SET PROBLEM: Reproduce the material in full, exactly as written.
=== RECORDS PROVIDED ===
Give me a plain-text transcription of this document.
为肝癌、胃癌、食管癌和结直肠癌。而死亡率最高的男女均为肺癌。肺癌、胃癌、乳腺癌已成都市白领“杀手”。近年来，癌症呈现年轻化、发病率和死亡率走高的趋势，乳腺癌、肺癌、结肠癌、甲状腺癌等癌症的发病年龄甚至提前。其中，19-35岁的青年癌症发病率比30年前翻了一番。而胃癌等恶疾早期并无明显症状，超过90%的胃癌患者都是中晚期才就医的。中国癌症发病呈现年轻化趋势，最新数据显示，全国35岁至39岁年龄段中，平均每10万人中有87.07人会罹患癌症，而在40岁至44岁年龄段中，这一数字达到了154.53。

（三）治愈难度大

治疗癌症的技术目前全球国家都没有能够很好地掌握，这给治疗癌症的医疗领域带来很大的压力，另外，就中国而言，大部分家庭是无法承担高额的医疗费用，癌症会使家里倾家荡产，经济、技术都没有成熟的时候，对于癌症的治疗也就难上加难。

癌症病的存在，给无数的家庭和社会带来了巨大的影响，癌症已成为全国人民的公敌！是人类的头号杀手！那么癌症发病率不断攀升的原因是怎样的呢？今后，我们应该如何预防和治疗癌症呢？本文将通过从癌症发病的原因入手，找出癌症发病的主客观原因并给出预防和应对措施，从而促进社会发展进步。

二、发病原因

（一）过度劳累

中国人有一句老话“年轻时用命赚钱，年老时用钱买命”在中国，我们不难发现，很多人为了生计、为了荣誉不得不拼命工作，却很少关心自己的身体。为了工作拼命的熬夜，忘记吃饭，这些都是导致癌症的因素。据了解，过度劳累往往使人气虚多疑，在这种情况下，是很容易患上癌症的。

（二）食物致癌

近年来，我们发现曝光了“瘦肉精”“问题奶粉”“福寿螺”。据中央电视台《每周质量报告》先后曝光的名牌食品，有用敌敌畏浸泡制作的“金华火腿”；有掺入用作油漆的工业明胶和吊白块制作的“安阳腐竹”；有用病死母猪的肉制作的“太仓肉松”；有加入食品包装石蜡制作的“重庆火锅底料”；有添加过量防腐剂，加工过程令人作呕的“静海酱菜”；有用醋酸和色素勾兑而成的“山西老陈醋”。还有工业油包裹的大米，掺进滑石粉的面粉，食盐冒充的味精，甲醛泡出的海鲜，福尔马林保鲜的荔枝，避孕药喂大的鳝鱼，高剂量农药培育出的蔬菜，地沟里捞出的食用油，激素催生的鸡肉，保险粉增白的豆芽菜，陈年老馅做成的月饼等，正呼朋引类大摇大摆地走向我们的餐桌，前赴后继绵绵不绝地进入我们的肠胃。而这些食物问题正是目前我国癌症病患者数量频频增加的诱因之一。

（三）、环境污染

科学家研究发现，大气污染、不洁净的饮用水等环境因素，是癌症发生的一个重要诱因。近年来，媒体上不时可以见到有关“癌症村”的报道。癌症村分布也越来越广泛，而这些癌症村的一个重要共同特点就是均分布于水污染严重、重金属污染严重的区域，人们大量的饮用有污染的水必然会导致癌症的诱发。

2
===
EXPECTED ANSWER:
Give me a plain-text transcription of this document.
为肝癌、胃癌、食管癌和结直肠癌。而死亡率最高的男女均为肺癌。肺癌、胃癌、乳腺癌已成都市白领“杀手”。近年来，癌症呈现年轻化、发病率和死亡率走高的趋势，乳腺癌、肺癌、结肠癌、甲状腺癌等癌症的发病年龄甚至提前。其中，19-35岁的青年癌症发病率比30年前翻了一番。而胃癌等恶疾早期并无明显症状，超过90%的胃癌患者都是中晚期才就医的。中国癌症发病呈现年轻化趋势，最新数据显示，全国35岁至39岁年龄段中，平均每10万人中有87.07人会罹患癌症，而在40岁至44岁年龄段中，这一数字达到了154.53。

（三）治愈难度大

治疗癌症的技术目前全球国家都没有能够很好地掌握，这给治疗癌症的医疗领域带来很大的压力，另外，就中国而言，大部分家庭是无法承担高额的医疗费用，癌症会使家里倾家荡产，经济、技术都没有成熟的时候，对于癌症的治疗也就难上加难。

癌症病的存在，给无数的家庭和社会带来了巨大的影响，癌症已成为全国人民的公敌！是人类的头号杀手！那么癌症发病率不断攀升的原因是怎样的呢？今后，我们应该如何预防和治疗癌症呢？本文将通过从癌症发病的原因入手，找出癌症发病的主客观原因并给出预防和应对措施，从而促进社会发展进步。

二、发病原因

（一）过度劳累

中国人有一句老话“年轻时用命赚钱，年老时用钱买命”在中国，我们不难发现，很多人为了生计、为了荣誉不得不拼命工作，却很少关心自己的身体。为了工作拼命的熬夜，忘记吃饭，这些都是导致癌症的因素。据了解，过度劳累往往使人气虚多疑，在这种情况下，是很容易患上癌症的。

（二）食物致癌

近年来，我们发现曝光了“瘦肉精”“问题奶粉”“福寿螺”。据中央电视台《每周质量报告》先后曝光的名牌食品，有用敌敌畏浸泡制作的“金华火腿”；有掺入用作油漆的工业明胶和吊白块制作的“安阳腐竹”；有用病死母猪的肉制作的“太仓肉松”；有加入食品包装石蜡制作的“重庆火锅底料”；有添加过量防腐剂，加工过程令人作呕的“静海酱菜”；有用醋酸和色素勾兑而成的“山西老陈醋”。还有工业油包裹的大米，掺进滑石粉的面粉，食盐冒充的味精，甲醛泡出的海鲜，福尔马林保鲜的荔枝，避孕药喂大的鳝鱼，高剂量农药培育出的蔬菜，地沟里捞出的食用油，激素催生的鸡肉，保险粉增白的豆芽菜，陈年老馅做成的月饼等，正呼朋引类大摇大摆地走向我们的餐桌，前赴后继绵绵不绝地进入我们的肠胃。而这些食物问题正是目前我国癌症病患者数量频频增加的诱因之一。

（三）、环境污染

科学家研究发现，大气污染、不洁净的饮用水等环境因素，是癌症发生的一个重要诱因。近年来，媒体上不时可以见到有关“癌症村”的报道。癌症村分布也越来越广泛，而这些癌症村的一个重要共同特点就是均分布于水污染严重、重金属污染严重的区域，人们大量的饮用有污染的水必然会导致癌症的诱发。

2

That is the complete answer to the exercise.